• [REQUIREMENT]:
Examine the material below. Gather every line in which the string "JSON" appears.

• [THE INPUT]:
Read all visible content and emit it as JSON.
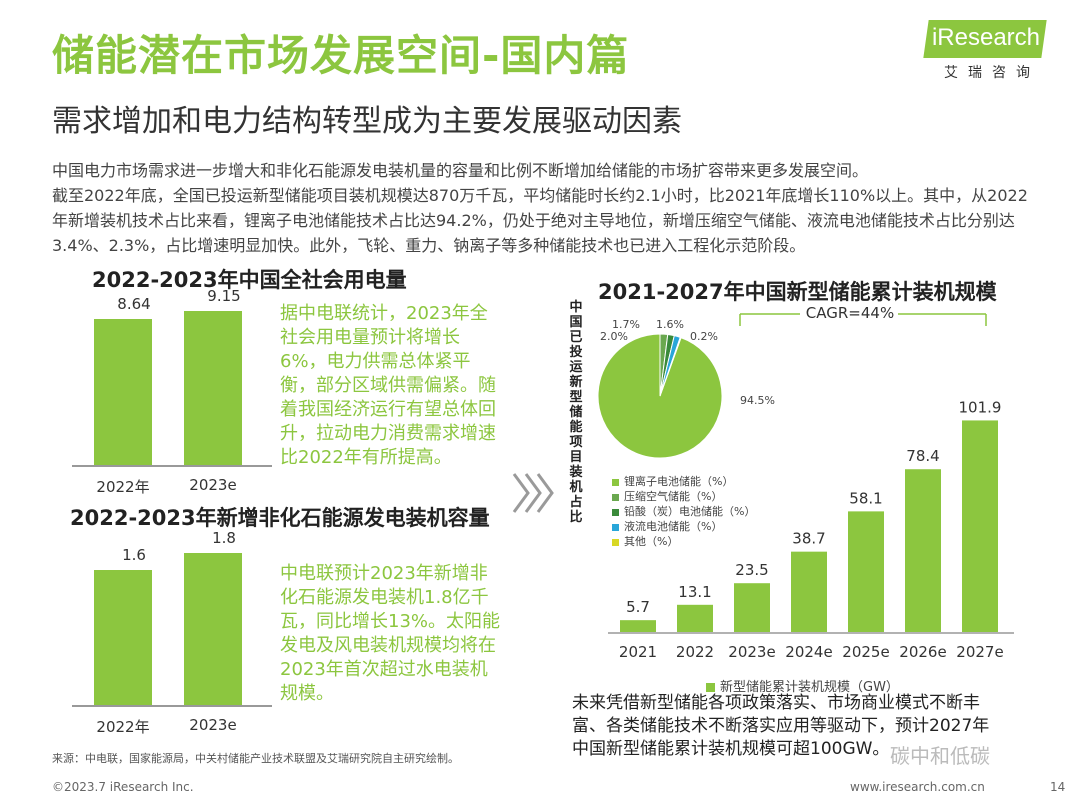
{
  "header": {
    "title": "储能潜在市场发展空间-国内篇",
    "subtitle": "需求增加和电力结构转型成为主要发展驱动因素"
  },
  "logo": {
    "brand": "iResearch",
    "cn": "艾瑞咨询"
  },
  "intro": {
    "line1": "中国电力市场需求进一步增大和非化石能源发电装机量的容量和比例不断增加给储能的市场扩容带来更多发展空间。",
    "line2": "截至2022年底，全国已投运新型储能项目装机规模达870万千瓦，平均储能时长约2.1小时，比2021年底增长110%以上。其中，从2022年新增装机技术占比来看，锂离子电池储能技术占比达94.2%，仍处于绝对主导地位，新增压缩空气储能、液流电池储能技术占比分别达3.4%、2.3%，占比增速明显加快。此外，飞轮、重力、钠离子等多种储能技术也已进入工程化示范阶段。"
  },
  "chart_data": [
    {
      "type": "bar",
      "title": "2022-2023年中国全社会用电量",
      "categories": [
        "2022年",
        "2023e"
      ],
      "values": [
        8.64,
        9.15
      ],
      "value_labels": [
        "8.64",
        "9.15"
      ],
      "ylim": [
        0,
        9.5
      ],
      "note": "据中电联统计，2023年全社会用电量预计将增长6%，电力供需总体紧平衡，部分区域供需偏紧。随着我国经济运行有望总体回升，拉动电力消费需求增速比2022年有所提高。"
    },
    {
      "type": "bar",
      "title": "2022-2023年新增非化石能源发电装机容量",
      "categories": [
        "2022年",
        "2023e"
      ],
      "values": [
        1.6,
        1.8
      ],
      "value_labels": [
        "1.6",
        "1.8"
      ],
      "ylim": [
        0,
        1.9
      ],
      "note": "中电联预计2023年新增非化石能源发电装机1.8亿千瓦，同比增长13%。太阳能发电及风电装机规模均将在2023年首次超过水电装机规模。"
    },
    {
      "type": "pie",
      "ylabel": "中国已投运新型储能项目装机占比",
      "slices": [
        {
          "label": "锂离子电池储能（%）",
          "value": 94.5,
          "value_label": "94.5%",
          "color": "#8cc63f"
        },
        {
          "label": "压缩空气储能（%）",
          "value": 2.0,
          "value_label": "2.0%",
          "color": "#6aa84f"
        },
        {
          "label": "铅酸（炭）电池储能（%）",
          "value": 1.7,
          "value_label": "1.7%",
          "color": "#3a8a3a"
        },
        {
          "label": "液流电池储能（%）",
          "value": 1.6,
          "value_label": "1.6%",
          "color": "#29a6d9"
        },
        {
          "label": "其他（%）",
          "value": 0.2,
          "value_label": "0.2%",
          "color": "#d8d825"
        }
      ]
    },
    {
      "type": "bar",
      "title": "2021-2027年中国新型储能累计装机规模",
      "categories": [
        "2021",
        "2022",
        "2023e",
        "2024e",
        "2025e",
        "2026e",
        "2027e"
      ],
      "values": [
        5.7,
        13.1,
        23.5,
        38.7,
        58.1,
        78.4,
        101.9
      ],
      "value_labels": [
        "5.7",
        "13.1",
        "23.5",
        "38.7",
        "58.1",
        "78.4",
        "101.9"
      ],
      "ylim": [
        0,
        105
      ],
      "legend": "新型储能累计装机规模（GW）",
      "annotation": "CAGR=44%"
    }
  ],
  "conclusion": "未来凭借新型储能各项政策落实、市场商业模式不断丰富、各类储能技术不断落实应用等驱动下，预计2027年中国新型储能累计装机规模可超100GW。",
  "watermark": "碳中和低碳",
  "source": "来源：中电联，国家能源局，中关村储能产业技术联盟及艾瑞研究院自主研究绘制。",
  "footer": {
    "copyright": "©2023.7 iResearch Inc.",
    "url": "www.iresearch.com.cn",
    "page": "14"
  }
}
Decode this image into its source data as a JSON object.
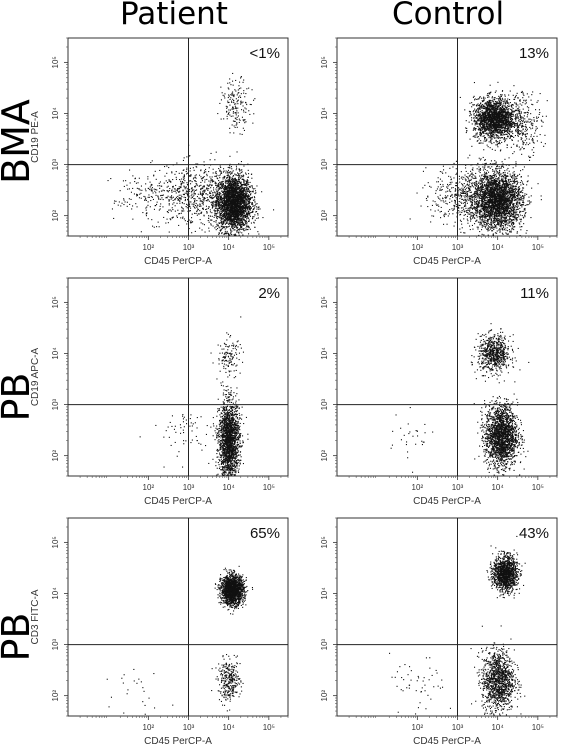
{
  "headers": {
    "col_patient": "Patient",
    "col_control": "Control",
    "row_bma": "BMA",
    "row_pb1": "PB",
    "row_pb2": "PB"
  },
  "chart_data": [
    {
      "type": "scatter",
      "row": "BMA",
      "column": "Patient",
      "xlabel": "CD45 PerCP-A",
      "ylabel": "CD19 PE-A",
      "xlim": [
        1,
        300000
      ],
      "ylim": [
        40,
        300000
      ],
      "scale": "log",
      "quadrant_x": 1000,
      "quadrant_y": 1000,
      "annotation": "<1%",
      "clusters": [
        {
          "cx": 13000,
          "cy": 180,
          "sx": 0.22,
          "sy": 0.28,
          "n": 2800
        },
        {
          "cx": 1500,
          "cy": 250,
          "sx": 0.45,
          "sy": 0.3,
          "n": 550
        },
        {
          "cx": 100,
          "cy": 250,
          "sx": 0.45,
          "sy": 0.25,
          "n": 180
        },
        {
          "cx": 15000,
          "cy": 15000,
          "sx": 0.18,
          "sy": 0.25,
          "n": 170
        }
      ],
      "x_ticks": [
        "10²",
        "10³",
        "10⁴",
        "10⁵"
      ],
      "y_ticks": [
        "10²",
        "10³",
        "10⁴",
        "10⁵"
      ]
    },
    {
      "type": "scatter",
      "row": "BMA",
      "column": "Control",
      "xlabel": "CD45 PerCP-A",
      "ylabel": "",
      "xlim": [
        1,
        300000
      ],
      "ylim": [
        40,
        300000
      ],
      "scale": "log",
      "quadrant_x": 1000,
      "quadrant_y": 1000,
      "annotation": "13%",
      "clusters": [
        {
          "cx": 10000,
          "cy": 200,
          "sx": 0.3,
          "sy": 0.28,
          "n": 2600
        },
        {
          "cx": 2000,
          "cy": 250,
          "sx": 0.45,
          "sy": 0.3,
          "n": 650
        },
        {
          "cx": 8000,
          "cy": 8000,
          "sx": 0.25,
          "sy": 0.2,
          "n": 1900
        },
        {
          "cx": 40000,
          "cy": 7000,
          "sx": 0.25,
          "sy": 0.3,
          "n": 300
        }
      ],
      "x_ticks": [
        "10²",
        "10³",
        "10⁴",
        "10⁵"
      ],
      "y_ticks": [
        "10²",
        "10³",
        "10⁴",
        "10⁵"
      ]
    },
    {
      "type": "scatter",
      "row": "PB",
      "column": "Patient",
      "xlabel": "CD45 PerCP-A",
      "ylabel": "CD19 APC-A",
      "xlim": [
        1,
        300000
      ],
      "ylim": [
        40,
        300000
      ],
      "scale": "log",
      "quadrant_x": 1000,
      "quadrant_y": 1000,
      "annotation": "2%",
      "clusters": [
        {
          "cx": 10000,
          "cy": 200,
          "sx": 0.13,
          "sy": 0.38,
          "n": 1900
        },
        {
          "cx": 10000,
          "cy": 9000,
          "sx": 0.15,
          "sy": 0.18,
          "n": 120
        },
        {
          "cx": 800,
          "cy": 300,
          "sx": 0.4,
          "sy": 0.25,
          "n": 60
        }
      ],
      "x_ticks": [
        "10²",
        "10³",
        "10⁴",
        "10⁵"
      ],
      "y_ticks": [
        "10²",
        "10³",
        "10⁴",
        "10⁵"
      ]
    },
    {
      "type": "scatter",
      "row": "PB",
      "column": "Control",
      "xlabel": "CD45 PerCP-A",
      "ylabel": "",
      "xlim": [
        1,
        300000
      ],
      "ylim": [
        40,
        300000
      ],
      "scale": "log",
      "quadrant_x": 1000,
      "quadrant_y": 1000,
      "annotation": "11%",
      "clusters": [
        {
          "cx": 12000,
          "cy": 250,
          "sx": 0.2,
          "sy": 0.3,
          "n": 1900
        },
        {
          "cx": 8000,
          "cy": 10000,
          "sx": 0.2,
          "sy": 0.18,
          "n": 700
        },
        {
          "cx": 60,
          "cy": 200,
          "sx": 0.3,
          "sy": 0.25,
          "n": 30
        }
      ],
      "x_ticks": [
        "10²",
        "10³",
        "10⁴",
        "10⁵"
      ],
      "y_ticks": [
        "10²",
        "10³",
        "10⁴",
        "10⁵"
      ]
    },
    {
      "type": "scatter",
      "row": "PB",
      "column": "Patient",
      "xlabel": "CD45 PerCP-A",
      "ylabel": "CD3 FITC-A",
      "xlim": [
        1,
        300000
      ],
      "ylim": [
        40,
        300000
      ],
      "scale": "log",
      "quadrant_x": 1000,
      "quadrant_y": 1000,
      "annotation": "65%",
      "clusters": [
        {
          "cx": 12000,
          "cy": 12000,
          "sx": 0.14,
          "sy": 0.14,
          "n": 1700
        },
        {
          "cx": 10000,
          "cy": 200,
          "sx": 0.14,
          "sy": 0.2,
          "n": 300
        },
        {
          "cx": 60,
          "cy": 150,
          "sx": 0.3,
          "sy": 0.3,
          "n": 25
        }
      ],
      "x_ticks": [
        "10²",
        "10³",
        "10⁴",
        "10⁵"
      ],
      "y_ticks": [
        "10²",
        "10³",
        "10⁴",
        "10⁵"
      ]
    },
    {
      "type": "scatter",
      "row": "PB",
      "column": "Control",
      "xlabel": "CD45 PerCP-A",
      "ylabel": "",
      "xlim": [
        1,
        300000
      ],
      "ylim": [
        40,
        300000
      ],
      "scale": "log",
      "quadrant_x": 1000,
      "quadrant_y": 1000,
      "annotation": "43%",
      "clusters": [
        {
          "cx": 15000,
          "cy": 25000,
          "sx": 0.15,
          "sy": 0.17,
          "n": 1300
        },
        {
          "cx": 10000,
          "cy": 200,
          "sx": 0.2,
          "sy": 0.3,
          "n": 1200
        },
        {
          "cx": 100,
          "cy": 150,
          "sx": 0.35,
          "sy": 0.3,
          "n": 50
        }
      ],
      "x_ticks": [
        "10²",
        "10³",
        "10⁴",
        "10⁵"
      ],
      "y_ticks": [
        "10²",
        "10³",
        "10⁴",
        "10⁵"
      ]
    }
  ]
}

• [EXPECTED ANSWER]:
Read all visible content and emit it as JSON.
Decode this image into its source data as a JSON object.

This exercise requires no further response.